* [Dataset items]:
++++

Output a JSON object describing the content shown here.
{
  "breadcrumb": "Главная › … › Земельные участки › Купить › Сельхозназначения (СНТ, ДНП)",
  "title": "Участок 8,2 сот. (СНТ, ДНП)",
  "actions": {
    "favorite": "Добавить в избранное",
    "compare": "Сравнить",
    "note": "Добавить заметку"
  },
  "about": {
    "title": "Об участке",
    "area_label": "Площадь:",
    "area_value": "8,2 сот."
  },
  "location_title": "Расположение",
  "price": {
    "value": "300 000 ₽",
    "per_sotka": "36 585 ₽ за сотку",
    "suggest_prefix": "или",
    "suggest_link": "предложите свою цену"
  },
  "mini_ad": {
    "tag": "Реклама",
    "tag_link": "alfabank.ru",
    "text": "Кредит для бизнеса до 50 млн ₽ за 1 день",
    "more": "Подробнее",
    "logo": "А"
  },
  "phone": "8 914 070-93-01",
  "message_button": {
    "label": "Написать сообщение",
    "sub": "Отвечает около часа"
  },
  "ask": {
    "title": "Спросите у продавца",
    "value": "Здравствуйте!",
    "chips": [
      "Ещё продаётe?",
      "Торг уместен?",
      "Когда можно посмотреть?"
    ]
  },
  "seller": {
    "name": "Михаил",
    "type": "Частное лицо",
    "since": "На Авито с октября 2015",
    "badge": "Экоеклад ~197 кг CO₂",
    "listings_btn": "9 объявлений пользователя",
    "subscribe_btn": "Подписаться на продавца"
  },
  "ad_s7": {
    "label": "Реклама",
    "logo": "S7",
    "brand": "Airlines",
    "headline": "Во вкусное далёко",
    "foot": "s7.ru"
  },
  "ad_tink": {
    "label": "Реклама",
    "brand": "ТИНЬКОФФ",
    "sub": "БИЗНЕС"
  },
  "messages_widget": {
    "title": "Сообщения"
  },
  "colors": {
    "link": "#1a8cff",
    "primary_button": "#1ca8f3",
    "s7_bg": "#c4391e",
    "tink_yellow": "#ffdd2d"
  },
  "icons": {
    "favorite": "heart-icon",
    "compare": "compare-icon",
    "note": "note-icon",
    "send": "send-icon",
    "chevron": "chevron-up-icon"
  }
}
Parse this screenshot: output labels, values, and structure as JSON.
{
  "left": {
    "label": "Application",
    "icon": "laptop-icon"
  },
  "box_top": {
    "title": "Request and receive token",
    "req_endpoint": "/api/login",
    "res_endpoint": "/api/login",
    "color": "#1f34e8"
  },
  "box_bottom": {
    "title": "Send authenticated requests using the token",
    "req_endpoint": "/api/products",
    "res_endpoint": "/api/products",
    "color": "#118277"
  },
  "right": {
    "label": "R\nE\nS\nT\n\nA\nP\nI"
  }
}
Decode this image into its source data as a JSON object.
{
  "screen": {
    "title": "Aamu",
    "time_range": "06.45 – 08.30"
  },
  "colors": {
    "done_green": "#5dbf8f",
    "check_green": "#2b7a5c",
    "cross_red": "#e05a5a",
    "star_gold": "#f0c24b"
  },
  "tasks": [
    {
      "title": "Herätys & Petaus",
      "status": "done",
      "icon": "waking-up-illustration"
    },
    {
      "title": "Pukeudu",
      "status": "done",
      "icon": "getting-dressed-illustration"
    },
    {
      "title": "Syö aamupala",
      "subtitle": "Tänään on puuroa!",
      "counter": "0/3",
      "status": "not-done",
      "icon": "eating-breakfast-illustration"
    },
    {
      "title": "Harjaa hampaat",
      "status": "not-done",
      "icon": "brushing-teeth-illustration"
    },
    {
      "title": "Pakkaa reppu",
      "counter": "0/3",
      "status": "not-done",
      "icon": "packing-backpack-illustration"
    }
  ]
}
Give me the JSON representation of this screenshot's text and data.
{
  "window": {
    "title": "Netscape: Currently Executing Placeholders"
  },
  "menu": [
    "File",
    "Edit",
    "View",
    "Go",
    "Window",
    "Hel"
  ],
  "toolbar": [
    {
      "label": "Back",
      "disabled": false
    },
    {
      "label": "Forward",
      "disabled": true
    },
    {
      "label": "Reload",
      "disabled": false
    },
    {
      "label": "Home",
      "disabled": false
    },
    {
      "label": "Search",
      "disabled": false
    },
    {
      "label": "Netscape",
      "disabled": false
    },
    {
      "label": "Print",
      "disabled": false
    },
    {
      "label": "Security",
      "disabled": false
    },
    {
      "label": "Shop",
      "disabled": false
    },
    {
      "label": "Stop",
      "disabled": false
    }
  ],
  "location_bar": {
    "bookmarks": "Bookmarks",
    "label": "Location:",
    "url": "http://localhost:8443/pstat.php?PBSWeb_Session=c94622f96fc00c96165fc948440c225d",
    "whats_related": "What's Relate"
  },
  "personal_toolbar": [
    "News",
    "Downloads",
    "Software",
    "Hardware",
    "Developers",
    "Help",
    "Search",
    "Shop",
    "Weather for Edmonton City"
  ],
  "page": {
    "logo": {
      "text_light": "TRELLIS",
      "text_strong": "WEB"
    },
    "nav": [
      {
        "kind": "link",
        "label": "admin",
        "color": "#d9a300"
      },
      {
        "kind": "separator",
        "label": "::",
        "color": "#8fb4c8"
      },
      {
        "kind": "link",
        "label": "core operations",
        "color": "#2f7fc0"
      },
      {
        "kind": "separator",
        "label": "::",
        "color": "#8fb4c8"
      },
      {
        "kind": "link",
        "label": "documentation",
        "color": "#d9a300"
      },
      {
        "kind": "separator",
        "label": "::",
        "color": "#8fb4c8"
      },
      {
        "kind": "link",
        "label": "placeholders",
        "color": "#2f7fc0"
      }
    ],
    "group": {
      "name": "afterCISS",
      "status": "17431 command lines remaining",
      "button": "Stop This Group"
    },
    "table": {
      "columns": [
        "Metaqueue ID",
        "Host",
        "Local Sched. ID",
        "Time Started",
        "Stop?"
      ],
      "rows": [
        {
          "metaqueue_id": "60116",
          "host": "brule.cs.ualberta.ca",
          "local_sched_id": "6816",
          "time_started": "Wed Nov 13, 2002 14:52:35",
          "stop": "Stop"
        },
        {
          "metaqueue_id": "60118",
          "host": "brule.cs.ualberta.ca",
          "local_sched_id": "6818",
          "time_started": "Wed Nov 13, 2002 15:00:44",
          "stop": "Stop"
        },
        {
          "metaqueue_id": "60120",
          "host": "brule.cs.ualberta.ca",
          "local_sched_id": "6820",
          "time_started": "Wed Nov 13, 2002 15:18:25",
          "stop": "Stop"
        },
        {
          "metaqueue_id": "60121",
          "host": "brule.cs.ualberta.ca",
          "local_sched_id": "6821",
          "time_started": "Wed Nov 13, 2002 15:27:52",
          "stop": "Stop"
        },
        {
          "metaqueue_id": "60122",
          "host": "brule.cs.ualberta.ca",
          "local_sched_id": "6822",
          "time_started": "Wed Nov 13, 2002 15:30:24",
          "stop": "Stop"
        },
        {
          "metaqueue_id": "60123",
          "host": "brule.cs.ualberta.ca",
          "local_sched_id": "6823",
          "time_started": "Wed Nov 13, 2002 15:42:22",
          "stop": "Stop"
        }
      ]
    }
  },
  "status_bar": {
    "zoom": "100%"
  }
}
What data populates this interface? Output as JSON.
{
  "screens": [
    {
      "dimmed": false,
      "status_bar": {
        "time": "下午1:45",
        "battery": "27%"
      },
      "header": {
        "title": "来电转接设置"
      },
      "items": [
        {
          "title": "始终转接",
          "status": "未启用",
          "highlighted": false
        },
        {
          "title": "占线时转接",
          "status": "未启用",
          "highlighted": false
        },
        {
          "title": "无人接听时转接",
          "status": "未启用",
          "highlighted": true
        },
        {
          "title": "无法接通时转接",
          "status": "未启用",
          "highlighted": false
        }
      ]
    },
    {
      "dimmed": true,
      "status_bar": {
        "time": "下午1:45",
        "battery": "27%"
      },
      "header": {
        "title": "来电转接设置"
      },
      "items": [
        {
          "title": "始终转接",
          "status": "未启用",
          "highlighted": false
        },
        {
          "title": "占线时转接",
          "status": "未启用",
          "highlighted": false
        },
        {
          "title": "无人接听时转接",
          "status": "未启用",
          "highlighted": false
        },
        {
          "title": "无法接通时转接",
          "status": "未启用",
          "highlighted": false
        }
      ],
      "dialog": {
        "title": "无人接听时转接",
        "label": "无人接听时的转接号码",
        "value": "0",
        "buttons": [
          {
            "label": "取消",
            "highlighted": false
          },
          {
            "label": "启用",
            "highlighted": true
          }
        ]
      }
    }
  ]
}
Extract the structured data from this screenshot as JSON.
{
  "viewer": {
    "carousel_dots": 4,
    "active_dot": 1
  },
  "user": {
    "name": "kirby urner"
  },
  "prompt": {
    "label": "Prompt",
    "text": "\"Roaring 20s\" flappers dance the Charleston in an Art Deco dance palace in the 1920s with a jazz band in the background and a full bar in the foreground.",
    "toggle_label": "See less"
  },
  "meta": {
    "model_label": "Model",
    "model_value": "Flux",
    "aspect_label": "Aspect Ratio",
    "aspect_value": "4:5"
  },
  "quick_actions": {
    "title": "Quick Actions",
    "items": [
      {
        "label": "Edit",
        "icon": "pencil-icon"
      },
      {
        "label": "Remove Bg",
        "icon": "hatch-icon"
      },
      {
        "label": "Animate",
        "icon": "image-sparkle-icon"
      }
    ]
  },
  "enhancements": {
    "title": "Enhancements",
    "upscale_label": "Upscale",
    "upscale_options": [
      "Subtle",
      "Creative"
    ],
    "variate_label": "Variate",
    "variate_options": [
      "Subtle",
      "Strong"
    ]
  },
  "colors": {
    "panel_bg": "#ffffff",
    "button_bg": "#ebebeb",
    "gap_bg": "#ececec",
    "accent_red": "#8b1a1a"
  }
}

++++

* [Instructions to follow]: Identify each line in the entries with the word "compare" and copy it.

* [Finished answer]:
    "compare": "Сравнить",
    "compare": "compare-icon",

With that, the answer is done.